------ DATA ROWS

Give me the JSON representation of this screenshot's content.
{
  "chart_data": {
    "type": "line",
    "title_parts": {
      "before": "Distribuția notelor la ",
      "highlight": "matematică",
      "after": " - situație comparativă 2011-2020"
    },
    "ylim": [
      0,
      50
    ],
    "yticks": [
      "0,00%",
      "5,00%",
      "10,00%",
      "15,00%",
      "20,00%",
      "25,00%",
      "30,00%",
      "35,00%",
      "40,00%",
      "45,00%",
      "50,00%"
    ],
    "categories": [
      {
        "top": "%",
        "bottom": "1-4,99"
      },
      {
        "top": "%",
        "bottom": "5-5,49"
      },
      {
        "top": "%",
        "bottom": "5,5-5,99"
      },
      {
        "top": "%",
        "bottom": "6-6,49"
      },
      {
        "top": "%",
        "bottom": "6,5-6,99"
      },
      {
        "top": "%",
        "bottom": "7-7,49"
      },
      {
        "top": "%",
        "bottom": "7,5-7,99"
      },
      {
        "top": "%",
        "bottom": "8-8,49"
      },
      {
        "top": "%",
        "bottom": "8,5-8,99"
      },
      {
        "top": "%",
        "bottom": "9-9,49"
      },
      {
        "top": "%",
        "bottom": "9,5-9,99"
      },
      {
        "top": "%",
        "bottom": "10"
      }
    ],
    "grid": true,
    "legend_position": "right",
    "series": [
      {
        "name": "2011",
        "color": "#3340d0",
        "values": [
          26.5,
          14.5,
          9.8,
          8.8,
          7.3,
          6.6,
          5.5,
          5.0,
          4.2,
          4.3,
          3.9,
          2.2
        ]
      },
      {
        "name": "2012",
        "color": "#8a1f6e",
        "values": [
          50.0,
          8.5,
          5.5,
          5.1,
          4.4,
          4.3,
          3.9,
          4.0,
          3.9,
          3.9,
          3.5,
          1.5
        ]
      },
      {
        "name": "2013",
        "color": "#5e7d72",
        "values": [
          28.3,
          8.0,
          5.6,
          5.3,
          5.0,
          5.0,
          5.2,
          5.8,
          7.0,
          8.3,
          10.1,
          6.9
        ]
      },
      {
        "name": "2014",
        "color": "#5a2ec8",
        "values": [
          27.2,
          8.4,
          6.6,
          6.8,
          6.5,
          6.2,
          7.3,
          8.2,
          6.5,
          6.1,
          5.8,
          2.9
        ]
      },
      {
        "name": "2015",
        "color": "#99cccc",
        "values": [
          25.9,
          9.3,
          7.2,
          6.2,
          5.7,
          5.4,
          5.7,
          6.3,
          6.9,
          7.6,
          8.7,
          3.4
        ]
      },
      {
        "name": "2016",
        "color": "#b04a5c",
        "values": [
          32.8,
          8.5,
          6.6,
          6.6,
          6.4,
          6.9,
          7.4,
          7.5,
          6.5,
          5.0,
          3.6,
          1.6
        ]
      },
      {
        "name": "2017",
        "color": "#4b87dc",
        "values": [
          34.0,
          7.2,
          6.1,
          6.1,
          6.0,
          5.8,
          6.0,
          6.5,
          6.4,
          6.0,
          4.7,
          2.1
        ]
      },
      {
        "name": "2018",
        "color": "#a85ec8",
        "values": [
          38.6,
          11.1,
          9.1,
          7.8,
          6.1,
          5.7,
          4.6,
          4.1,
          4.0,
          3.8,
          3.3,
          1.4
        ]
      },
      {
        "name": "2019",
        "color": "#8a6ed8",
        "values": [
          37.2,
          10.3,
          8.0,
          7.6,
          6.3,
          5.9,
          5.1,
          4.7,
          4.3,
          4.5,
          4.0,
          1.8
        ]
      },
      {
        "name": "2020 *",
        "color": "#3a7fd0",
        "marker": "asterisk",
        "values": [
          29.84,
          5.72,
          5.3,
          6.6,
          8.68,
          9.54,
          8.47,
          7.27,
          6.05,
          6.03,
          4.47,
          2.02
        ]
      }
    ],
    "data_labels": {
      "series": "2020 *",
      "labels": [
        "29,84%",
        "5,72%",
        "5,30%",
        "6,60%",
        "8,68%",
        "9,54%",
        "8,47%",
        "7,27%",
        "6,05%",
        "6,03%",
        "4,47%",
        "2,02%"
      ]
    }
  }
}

------------

REQUIRED WORK: Reproduce the records above exactly as they appear.

FINISHED EXERCISE:
Give me the JSON representation of this screenshot's content.
{
  "chart_data": {
    "type": "line",
    "title_parts": {
      "before": "Distribuția notelor la ",
      "highlight": "matematică",
      "after": " - situație comparativă 2011-2020"
    },
    "ylim": [
      0,
      50
    ],
    "yticks": [
      "0,00%",
      "5,00%",
      "10,00%",
      "15,00%",
      "20,00%",
      "25,00%",
      "30,00%",
      "35,00%",
      "40,00%",
      "45,00%",
      "50,00%"
    ],
    "categories": [
      {
        "top": "%",
        "bottom": "1-4,99"
      },
      {
        "top": "%",
        "bottom": "5-5,49"
      },
      {
        "top": "%",
        "bottom": "5,5-5,99"
      },
      {
        "top": "%",
        "bottom": "6-6,49"
      },
      {
        "top": "%",
        "bottom": "6,5-6,99"
      },
      {
        "top": "%",
        "bottom": "7-7,49"
      },
      {
        "top": "%",
        "bottom": "7,5-7,99"
      },
      {
        "top": "%",
        "bottom": "8-8,49"
      },
      {
        "top": "%",
        "bottom": "8,5-8,99"
      },
      {
        "top": "%",
        "bottom": "9-9,49"
      },
      {
        "top": "%",
        "bottom": "9,5-9,99"
      },
      {
        "top": "%",
        "bottom": "10"
      }
    ],
    "grid": true,
    "legend_position": "right",
    "series": [
      {
        "name": "2011",
        "color": "#3340d0",
        "values": [
          26.5,
          14.5,
          9.8,
          8.8,
          7.3,
          6.6,
          5.5,
          5.0,
          4.2,
          4.3,
          3.9,
          2.2
        ]
      },
      {
        "name": "2012",
        "color": "#8a1f6e",
        "values": [
          50.0,
          8.5,
          5.5,
          5.1,
          4.4,
          4.3,
          3.9,
          4.0,
          3.9,
          3.9,
          3.5,
          1.5
        ]
      },
      {
        "name": "2013",
        "color": "#5e7d72",
        "values": [
          28.3,
          8.0,
          5.6,
          5.3,
          5.0,
          5.0,
          5.2,
          5.8,
          7.0,
          8.3,
          10.1,
          6.9
        ]
      },
      {
        "name": "2014",
        "color": "#5a2ec8",
        "values": [
          27.2,
          8.4,
          6.6,
          6.8,
          6.5,
          6.2,
          7.3,
          8.2,
          6.5,
          6.1,
          5.8,
          2.9
        ]
      },
      {
        "name": "2015",
        "color": "#99cccc",
        "values": [
          25.9,
          9.3,
          7.2,
          6.2,
          5.7,
          5.4,
          5.7,
          6.3,
          6.9,
          7.6,
          8.7,
          3.4
        ]
      },
      {
        "name": "2016",
        "color": "#b04a5c",
        "values": [
          32.8,
          8.5,
          6.6,
          6.6,
          6.4,
          6.9,
          7.4,
          7.5,
          6.5,
          5.0,
          3.6,
          1.6
        ]
      },
      {
        "name": "2017",
        "color": "#4b87dc",
        "values": [
          34.0,
          7.2,
          6.1,
          6.1,
          6.0,
          5.8,
          6.0,
          6.5,
          6.4,
          6.0,
          4.7,
          2.1
        ]
      },
      {
        "name": "2018",
        "color": "#a85ec8",
        "values": [
          38.6,
          11.1,
          9.1,
          7.8,
          6.1,
          5.7,
          4.6,
          4.1,
          4.0,
          3.8,
          3.3,
          1.4
        ]
      },
      {
        "name": "2019",
        "color": "#8a6ed8",
        "values": [
          37.2,
          10.3,
          8.0,
          7.6,
          6.3,
          5.9,
          5.1,
          4.7,
          4.3,
          4.5,
          4.0,
          1.8
        ]
      },
      {
        "name": "2020 *",
        "color": "#3a7fd0",
        "marker": "asterisk",
        "values": [
          29.84,
          5.72,
          5.3,
          6.6,
          8.68,
          9.54,
          8.47,
          7.27,
          6.05,
          6.03,
          4.47,
          2.02
        ]
      }
    ],
    "data_labels": {
      "series": "2020 *",
      "labels": [
        "29,84%",
        "5,72%",
        "5,30%",
        "6,60%",
        "8,68%",
        "9,54%",
        "8,47%",
        "7,27%",
        "6,05%",
        "6,03%",
        "4,47%",
        "2,02%"
      ]
    }
  }
}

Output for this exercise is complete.